Retype every entry exactly, character for character.

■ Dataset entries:
-------------------------
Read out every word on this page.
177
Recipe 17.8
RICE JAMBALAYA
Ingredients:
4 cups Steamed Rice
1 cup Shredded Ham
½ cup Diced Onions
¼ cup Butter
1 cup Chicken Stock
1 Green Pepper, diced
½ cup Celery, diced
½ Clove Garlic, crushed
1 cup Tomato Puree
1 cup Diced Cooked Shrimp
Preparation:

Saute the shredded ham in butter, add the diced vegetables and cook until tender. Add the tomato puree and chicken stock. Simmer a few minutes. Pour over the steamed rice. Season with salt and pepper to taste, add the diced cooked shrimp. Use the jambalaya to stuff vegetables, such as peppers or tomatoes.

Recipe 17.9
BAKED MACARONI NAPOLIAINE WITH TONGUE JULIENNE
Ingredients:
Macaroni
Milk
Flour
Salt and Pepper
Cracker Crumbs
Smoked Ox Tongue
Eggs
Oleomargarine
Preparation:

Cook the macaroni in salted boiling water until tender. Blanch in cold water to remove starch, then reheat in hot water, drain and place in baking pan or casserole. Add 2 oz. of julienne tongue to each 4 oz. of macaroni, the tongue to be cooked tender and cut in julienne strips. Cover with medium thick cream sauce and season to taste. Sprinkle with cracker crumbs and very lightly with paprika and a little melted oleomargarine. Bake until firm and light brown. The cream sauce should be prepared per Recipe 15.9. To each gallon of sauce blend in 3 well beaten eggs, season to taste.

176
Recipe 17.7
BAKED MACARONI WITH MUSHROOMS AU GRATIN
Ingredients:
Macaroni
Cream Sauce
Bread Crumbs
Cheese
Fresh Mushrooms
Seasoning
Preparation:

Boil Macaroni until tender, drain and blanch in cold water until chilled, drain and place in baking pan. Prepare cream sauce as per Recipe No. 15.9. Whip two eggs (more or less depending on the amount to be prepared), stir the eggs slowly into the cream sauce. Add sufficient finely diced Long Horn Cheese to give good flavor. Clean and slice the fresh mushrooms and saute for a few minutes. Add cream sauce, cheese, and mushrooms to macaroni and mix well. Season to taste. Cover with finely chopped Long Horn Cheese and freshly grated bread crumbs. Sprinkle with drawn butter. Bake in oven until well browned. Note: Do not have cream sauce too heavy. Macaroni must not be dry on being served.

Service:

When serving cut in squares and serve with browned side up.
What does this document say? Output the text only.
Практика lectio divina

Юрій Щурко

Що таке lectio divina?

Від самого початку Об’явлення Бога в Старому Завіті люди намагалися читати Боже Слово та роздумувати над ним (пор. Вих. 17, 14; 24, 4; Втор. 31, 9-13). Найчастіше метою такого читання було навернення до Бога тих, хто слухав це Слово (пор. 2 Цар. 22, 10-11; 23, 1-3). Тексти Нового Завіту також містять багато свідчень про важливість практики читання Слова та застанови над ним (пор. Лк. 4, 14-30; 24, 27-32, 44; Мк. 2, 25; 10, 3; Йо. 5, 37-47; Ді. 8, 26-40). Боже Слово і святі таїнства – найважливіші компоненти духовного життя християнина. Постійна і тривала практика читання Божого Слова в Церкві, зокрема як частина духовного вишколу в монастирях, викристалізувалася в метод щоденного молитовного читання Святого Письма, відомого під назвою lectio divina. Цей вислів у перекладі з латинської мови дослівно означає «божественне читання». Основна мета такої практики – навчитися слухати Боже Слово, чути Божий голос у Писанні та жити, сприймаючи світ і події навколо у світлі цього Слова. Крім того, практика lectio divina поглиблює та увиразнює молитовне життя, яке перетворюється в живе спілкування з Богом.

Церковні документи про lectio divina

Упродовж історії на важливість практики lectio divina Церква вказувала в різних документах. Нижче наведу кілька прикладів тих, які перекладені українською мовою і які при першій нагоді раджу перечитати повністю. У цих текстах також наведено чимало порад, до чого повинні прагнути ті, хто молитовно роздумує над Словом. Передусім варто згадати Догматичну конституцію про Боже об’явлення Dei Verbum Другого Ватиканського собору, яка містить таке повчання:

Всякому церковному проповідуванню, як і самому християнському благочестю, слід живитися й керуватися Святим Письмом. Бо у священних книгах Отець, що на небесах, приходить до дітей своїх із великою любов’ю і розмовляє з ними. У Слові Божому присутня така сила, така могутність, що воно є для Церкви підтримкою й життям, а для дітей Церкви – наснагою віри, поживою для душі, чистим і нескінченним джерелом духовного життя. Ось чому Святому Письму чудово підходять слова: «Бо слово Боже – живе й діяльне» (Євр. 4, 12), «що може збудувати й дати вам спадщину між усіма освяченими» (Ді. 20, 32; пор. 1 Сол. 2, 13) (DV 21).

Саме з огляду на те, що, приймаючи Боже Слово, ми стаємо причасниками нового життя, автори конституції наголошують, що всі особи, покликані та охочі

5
-------------------------
■ The answer:
Read out every word on this page.
177
Recipe 17.8
RICE JAMBALAYA
Ingredients:
4 cups Steamed Rice
1 cup Shredded Ham
½ cup Diced Onions
¼ cup Butter
1 cup Chicken Stock
1 Green Pepper, diced
½ cup Celery, diced
½ Clove Garlic, crushed
1 cup Tomato Puree
1 cup Diced Cooked Shrimp
Preparation:

Saute the shredded ham in butter, add the diced vegetables and cook until tender. Add the tomato puree and chicken stock. Simmer a few minutes. Pour over the steamed rice. Season with salt and pepper to taste, add the diced cooked shrimp. Use the jambalaya to stuff vegetables, such as peppers or tomatoes.

Recipe 17.9
BAKED MACARONI NAPOLIAINE WITH TONGUE JULIENNE
Ingredients:
Macaroni
Milk
Flour
Salt and Pepper
Cracker Crumbs
Smoked Ox Tongue
Eggs
Oleomargarine
Preparation:

Cook the macaroni in salted boiling water until tender. Blanch in cold water to remove starch, then reheat in hot water, drain and place in baking pan or casserole. Add 2 oz. of julienne tongue to each 4 oz. of macaroni, the tongue to be cooked tender and cut in julienne strips. Cover with medium thick cream sauce and season to taste. Sprinkle with cracker crumbs and very lightly with paprika and a little melted oleomargarine. Bake until firm and light brown. The cream sauce should be prepared per Recipe 15.9. To each gallon of sauce blend in 3 well beaten eggs, season to taste.

176
Recipe 17.7
BAKED MACARONI WITH MUSHROOMS AU GRATIN
Ingredients:
Macaroni
Cream Sauce
Bread Crumbs
Cheese
Fresh Mushrooms
Seasoning
Preparation:

Boil Macaroni until tender, drain and blanch in cold water until chilled, drain and place in baking pan. Prepare cream sauce as per Recipe No. 15.9. Whip two eggs (more or less depending on the amount to be prepared), stir the eggs slowly into the cream sauce. Add sufficient finely diced Long Horn Cheese to give good flavor. Clean and slice the fresh mushrooms and saute for a few minutes. Add cream sauce, cheese, and mushrooms to macaroni and mix well. Season to taste. Cover with finely chopped Long Horn Cheese and freshly grated bread crumbs. Sprinkle with drawn butter. Bake in oven until well browned. Note: Do not have cream sauce too heavy. Macaroni must not be dry on being served.

Service:

When serving cut in squares and serve with browned side up.
What does this document say? Output the text only.
Практика lectio divina

Юрій Щурко

Що таке lectio divina?

Від самого початку Об’явлення Бога в Старому Завіті люди намагалися читати Боже Слово та роздумувати над ним (пор. Вих. 17, 14; 24, 4; Втор. 31, 9-13). Найчастіше метою такого читання було навернення до Бога тих, хто слухав це Слово (пор. 2 Цар. 22, 10-11; 23, 1-3). Тексти Нового Завіту також містять багато свідчень про важливість практики читання Слова та застанови над ним (пор. Лк. 4, 14-30; 24, 27-32, 44; Мк. 2, 25; 10, 3; Йо. 5, 37-47; Ді. 8, 26-40). Боже Слово і святі таїнства – найважливіші компоненти духовного життя християнина. Постійна і тривала практика читання Божого Слова в Церкві, зокрема як частина духовного вишколу в монастирях, викристалізувалася в метод щоденного молитовного читання Святого Письма, відомого під назвою lectio divina. Цей вислів у перекладі з латинської мови дослівно означає «божественне читання». Основна мета такої практики – навчитися слухати Боже Слово, чути Божий голос у Писанні та жити, сприймаючи світ і події навколо у світлі цього Слова. Крім того, практика lectio divina поглиблює та увиразнює молитовне життя, яке перетворюється в живе спілкування з Богом.

Церковні документи про lectio divina

Упродовж історії на важливість практики lectio divina Церква вказувала в різних документах. Нижче наведу кілька прикладів тих, які перекладені українською мовою і які при першій нагоді раджу перечитати повністю. У цих текстах також наведено чимало порад, до чого повинні прагнути ті, хто молитовно роздумує над Словом. Передусім варто згадати Догматичну конституцію про Боже об’явлення Dei Verbum Другого Ватиканського собору, яка містить таке повчання:

Всякому церковному проповідуванню, як і самому християнському благочестю, слід живитися й керуватися Святим Письмом. Бо у священних книгах Отець, що на небесах, приходить до дітей своїх із великою любов’ю і розмовляє з ними. У Слові Божому присутня така сила, така могутність, що воно є для Церкви підтримкою й життям, а для дітей Церкви – наснагою віри, поживою для душі, чистим і нескінченним джерелом духовного життя. Ось чому Святому Письму чудово підходять слова: «Бо слово Боже – живе й діяльне» (Євр. 4, 12), «що може збудувати й дати вам спадщину між усіма освяченими» (Ді. 20, 32; пор. 1 Сол. 2, 13) (DV 21).

Саме з огляду на те, що, приймаючи Боже Слово, ми стаємо причасниками нового життя, автори конституції наголошують, що всі особи, покликані та охочі

5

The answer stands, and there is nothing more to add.